___ Text section
BYOE: This paper details two breadboard-based laboratory experiments designed to teach and assess students’ use of troubleshooting strategies. Troubleshooting strategies allow engineers to methodically identify and repair faults in systems. Example strategies include: split-half or isolation, which involves testing intermediate system points to identify which sub-system is causing a fault; tracing or topographic search, which involves following the flow of the system typically from the starting or end point until you identify the fault location; and using domain knowledge to model or assess the system. Expert troubleshooters generally use both domain expertise and knowledge of troubleshooting strategies.
While troubleshooting strategies are broadly relevant across engineering disciplines, they are rarely explicitly taught. Introducing these strategies explicitly into a curriculum can ensure more equal instruction than relying on “inevitable” errors as teaching tools during lab. Explicit lessons on troubleshooting can also help develop metacognitive strategies for students to help transfer knowledge between disciplines.
This paper presents two experiments designed to teach troubleshooting strategies to electrical and computer engineering students. Both require only the use of basic circuit hardware, including a breadboard, a power supply, an oscilloscope, and components such as op-amps and resistors. The first, which we call “telephone troubleshooting” requires teams of three students. Each team assembles a circuit, verifies that it works, purposefully breaks the circuit in whatever way they decide, and then swaps broken circuits with another team. Each team then begins troubleshooting, with one student deciding what measurements to make on the circuit without being able to see the circuit, the second student making the measurements, and the third student recording the interaction so the team can reflect on the process afterward.
______
___ Dataset content
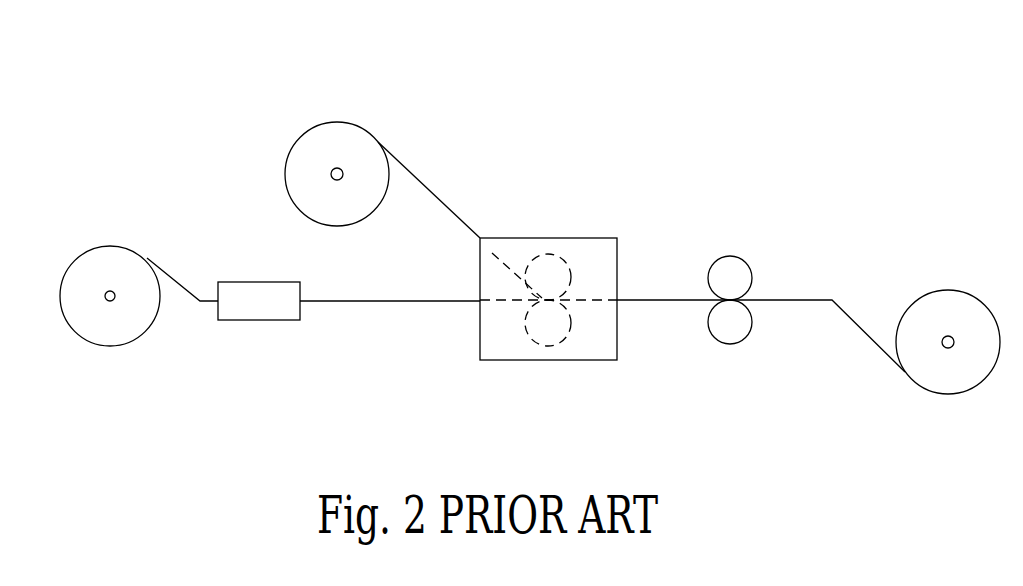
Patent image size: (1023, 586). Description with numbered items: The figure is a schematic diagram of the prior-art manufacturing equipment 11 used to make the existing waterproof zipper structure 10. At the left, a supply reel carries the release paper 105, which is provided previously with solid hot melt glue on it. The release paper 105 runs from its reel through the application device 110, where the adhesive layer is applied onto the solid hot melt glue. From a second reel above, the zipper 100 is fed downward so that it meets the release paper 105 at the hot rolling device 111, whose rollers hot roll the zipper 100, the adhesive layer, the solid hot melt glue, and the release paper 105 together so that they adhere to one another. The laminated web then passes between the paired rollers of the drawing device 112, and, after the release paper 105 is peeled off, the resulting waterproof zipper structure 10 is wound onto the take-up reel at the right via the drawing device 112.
______
Problem set:
- A) Answer these about the troubleshooting lab text:
(i) What does the split-half or isolation strategy involve?
(ii) What can explicit lessons on troubleshooting help students develop?
(iii) In "telephone troubleshooting," what does the third student on each team do?
- B) Duplicate the part of the troubleshooting lab text starting at "This paper presents" and ending at "the process afterward.".
- C) Pick up the text on breadboard troubleshooting experiments from where it stops and keep writing.

The results:
- A)
(i) Testing intermediate system points to identify which sub-system is causing a fault.
(ii) Metacognitive strategies that help them transfer knowledge between disciplines.
(iii) Records the interaction so the team can reflect on the process afterward.

- B)
This paper presents two experiments designed to teach troubleshooting strategies to electrical and computer engineering students. Both require only the use of basic circuit hardware, including a breadboard, a power supply, an oscilloscope, and components such as op-amps and resistors. The first, which we call “telephone troubleshooting” requires teams of three students. Each team assembles a circuit, verifies that it works, purposefully breaks the circuit in whatever way they decide, and then swaps broken circuits with another team. Each team then begins troubleshooting, with one student deciding what measurements to make on the circuit without being able to see the circuit, the second student making the measurements, and the third student recording the interaction so the team can reflect on the process afterward.

- C)
The second troubleshooting experiment involves teaching assistants building two circuits for pairs of students, with the same fault introduced in every circuit. Students are then paired up and observe each other troubleshooting the given circuit. We present two simple circuits that elicit specific troubleshooting strategies that are designed for a quick instructional activity near the start of a circuits or electronics course and one circuit design that is more complicated and better suited for the end of such a course, possibly as an assessment. We also present the corresponding observation worksheet that encourages metacognition of the troubleshooting process.
This paper discusses in more detail the set-up of both troubleshooting exercises, practical notes on running the exercises in classes ranging from 40 to 100 students, and suggestions for how to collect and analyze the resulting data for instructional purposes.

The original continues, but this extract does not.